§ **INSTRUCTION**: Extract all lines in the data that contain the word "Employer".

§ **DATASET ROWS**:
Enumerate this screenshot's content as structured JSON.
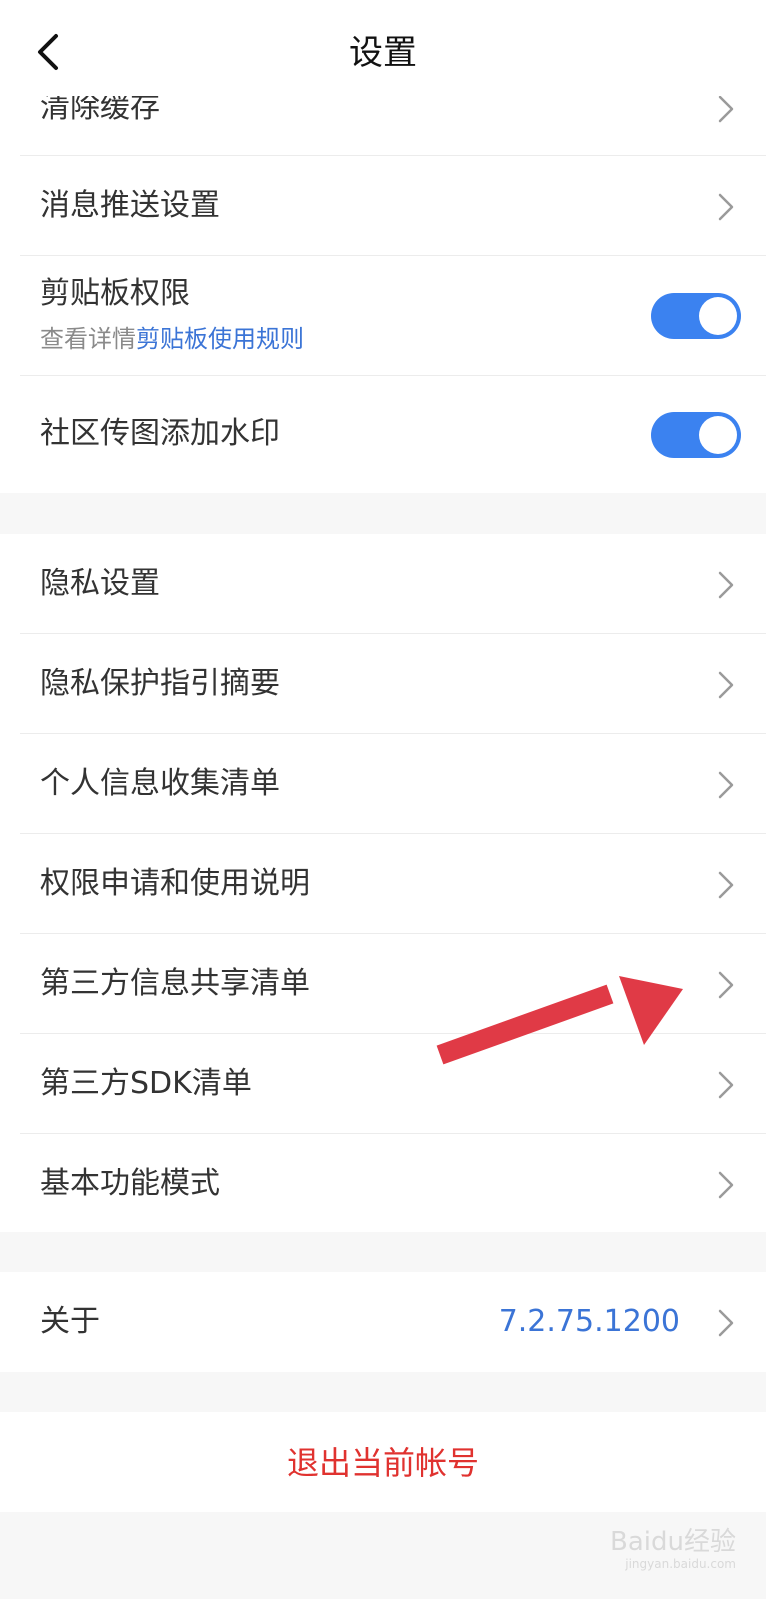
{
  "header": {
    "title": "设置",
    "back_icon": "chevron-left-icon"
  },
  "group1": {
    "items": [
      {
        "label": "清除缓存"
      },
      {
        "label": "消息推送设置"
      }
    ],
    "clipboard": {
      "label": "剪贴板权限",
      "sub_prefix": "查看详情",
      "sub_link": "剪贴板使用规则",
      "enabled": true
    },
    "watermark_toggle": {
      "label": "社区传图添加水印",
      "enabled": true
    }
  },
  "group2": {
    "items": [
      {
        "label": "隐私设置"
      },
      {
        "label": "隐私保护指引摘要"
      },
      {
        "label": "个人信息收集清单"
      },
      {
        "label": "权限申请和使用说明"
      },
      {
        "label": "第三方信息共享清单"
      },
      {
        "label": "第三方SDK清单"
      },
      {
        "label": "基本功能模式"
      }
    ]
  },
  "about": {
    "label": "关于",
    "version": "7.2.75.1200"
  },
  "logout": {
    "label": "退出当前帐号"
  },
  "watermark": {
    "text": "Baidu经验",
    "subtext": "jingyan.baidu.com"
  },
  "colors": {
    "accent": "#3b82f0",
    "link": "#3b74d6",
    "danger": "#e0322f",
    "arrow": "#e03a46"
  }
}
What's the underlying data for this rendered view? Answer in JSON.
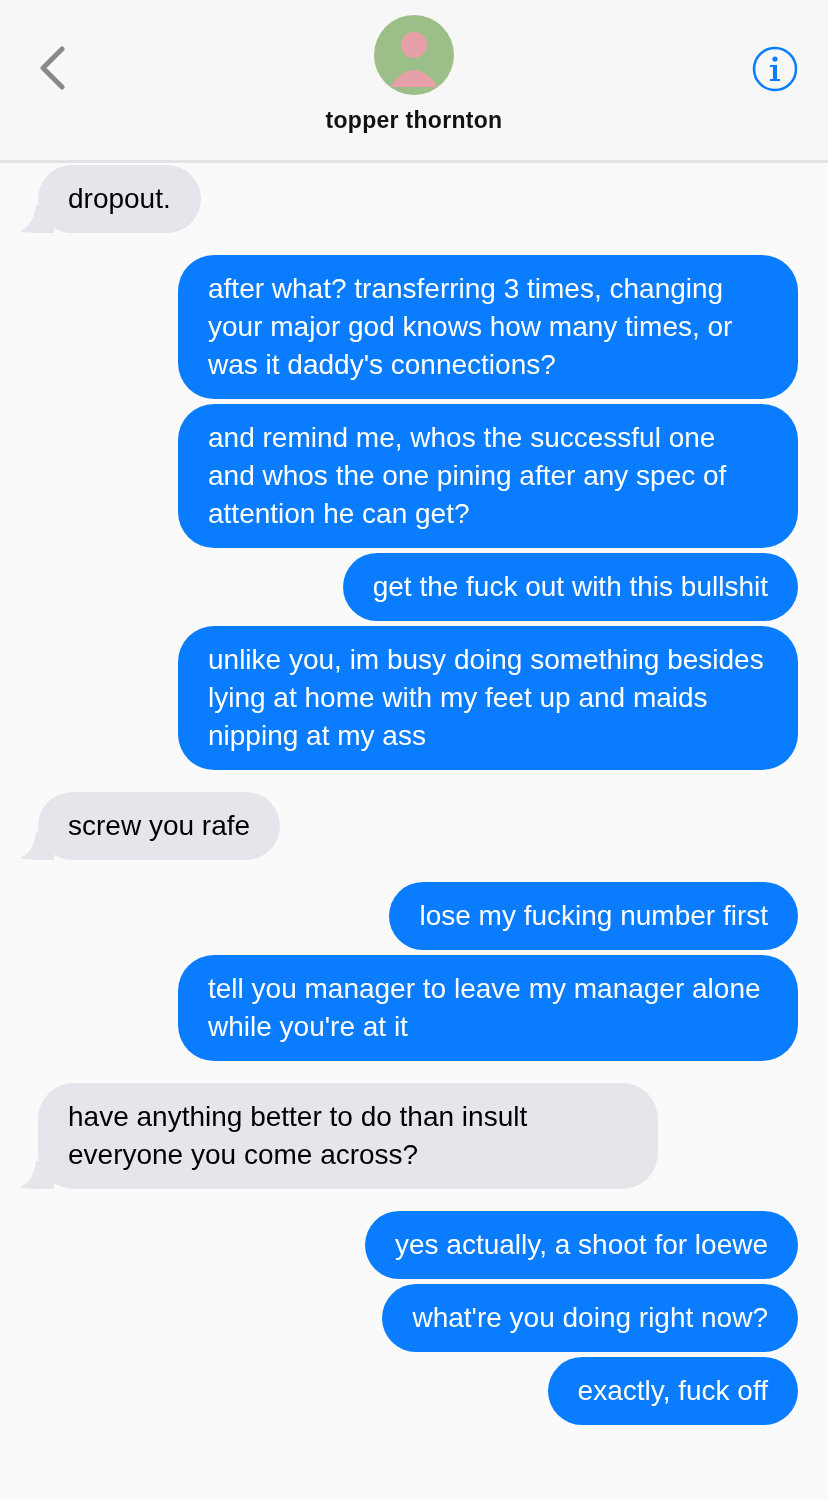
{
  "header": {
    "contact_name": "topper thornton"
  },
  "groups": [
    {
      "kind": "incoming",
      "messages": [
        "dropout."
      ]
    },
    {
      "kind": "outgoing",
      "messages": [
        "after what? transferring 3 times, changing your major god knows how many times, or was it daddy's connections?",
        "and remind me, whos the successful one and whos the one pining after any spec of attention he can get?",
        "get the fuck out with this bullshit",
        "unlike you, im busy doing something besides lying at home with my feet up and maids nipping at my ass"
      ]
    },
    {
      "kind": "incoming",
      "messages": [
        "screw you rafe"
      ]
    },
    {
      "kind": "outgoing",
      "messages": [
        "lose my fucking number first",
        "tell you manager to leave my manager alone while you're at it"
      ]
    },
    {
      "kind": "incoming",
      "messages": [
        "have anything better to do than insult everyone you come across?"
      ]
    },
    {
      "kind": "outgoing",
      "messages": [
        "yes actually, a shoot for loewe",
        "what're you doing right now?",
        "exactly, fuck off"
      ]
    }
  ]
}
* * *
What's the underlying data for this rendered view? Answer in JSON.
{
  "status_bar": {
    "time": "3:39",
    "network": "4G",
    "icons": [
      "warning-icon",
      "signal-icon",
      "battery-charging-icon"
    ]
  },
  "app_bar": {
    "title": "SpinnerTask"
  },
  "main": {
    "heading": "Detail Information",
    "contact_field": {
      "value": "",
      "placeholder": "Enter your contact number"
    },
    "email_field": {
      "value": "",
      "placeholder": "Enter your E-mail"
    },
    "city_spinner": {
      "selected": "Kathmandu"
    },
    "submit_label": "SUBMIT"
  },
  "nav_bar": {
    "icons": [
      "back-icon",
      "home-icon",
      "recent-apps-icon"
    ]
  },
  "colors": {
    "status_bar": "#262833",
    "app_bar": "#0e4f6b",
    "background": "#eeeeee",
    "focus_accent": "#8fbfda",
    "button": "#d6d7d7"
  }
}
* * *
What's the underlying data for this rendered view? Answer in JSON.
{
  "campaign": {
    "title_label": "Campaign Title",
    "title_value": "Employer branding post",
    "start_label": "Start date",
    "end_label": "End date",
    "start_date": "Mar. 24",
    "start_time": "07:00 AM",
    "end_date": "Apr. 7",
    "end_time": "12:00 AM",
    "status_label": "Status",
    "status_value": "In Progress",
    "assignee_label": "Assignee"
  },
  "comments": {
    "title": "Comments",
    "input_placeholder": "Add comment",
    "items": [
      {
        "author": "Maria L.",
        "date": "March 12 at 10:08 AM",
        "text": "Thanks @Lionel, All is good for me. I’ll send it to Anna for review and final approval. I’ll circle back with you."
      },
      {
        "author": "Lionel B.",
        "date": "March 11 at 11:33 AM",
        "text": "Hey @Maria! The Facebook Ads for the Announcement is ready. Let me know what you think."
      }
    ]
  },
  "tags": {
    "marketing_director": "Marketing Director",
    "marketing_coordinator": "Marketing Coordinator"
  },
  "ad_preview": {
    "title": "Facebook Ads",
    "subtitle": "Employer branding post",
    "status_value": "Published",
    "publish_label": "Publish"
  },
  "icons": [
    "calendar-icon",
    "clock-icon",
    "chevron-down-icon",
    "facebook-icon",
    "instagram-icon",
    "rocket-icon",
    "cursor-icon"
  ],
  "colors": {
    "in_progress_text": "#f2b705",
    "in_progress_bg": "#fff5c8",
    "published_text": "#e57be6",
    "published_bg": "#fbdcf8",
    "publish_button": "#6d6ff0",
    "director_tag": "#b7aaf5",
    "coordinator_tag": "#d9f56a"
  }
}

§ **WORKED SOLUTION**:
    "title_value": "Employer branding post",
    "subtitle": "Employer branding post",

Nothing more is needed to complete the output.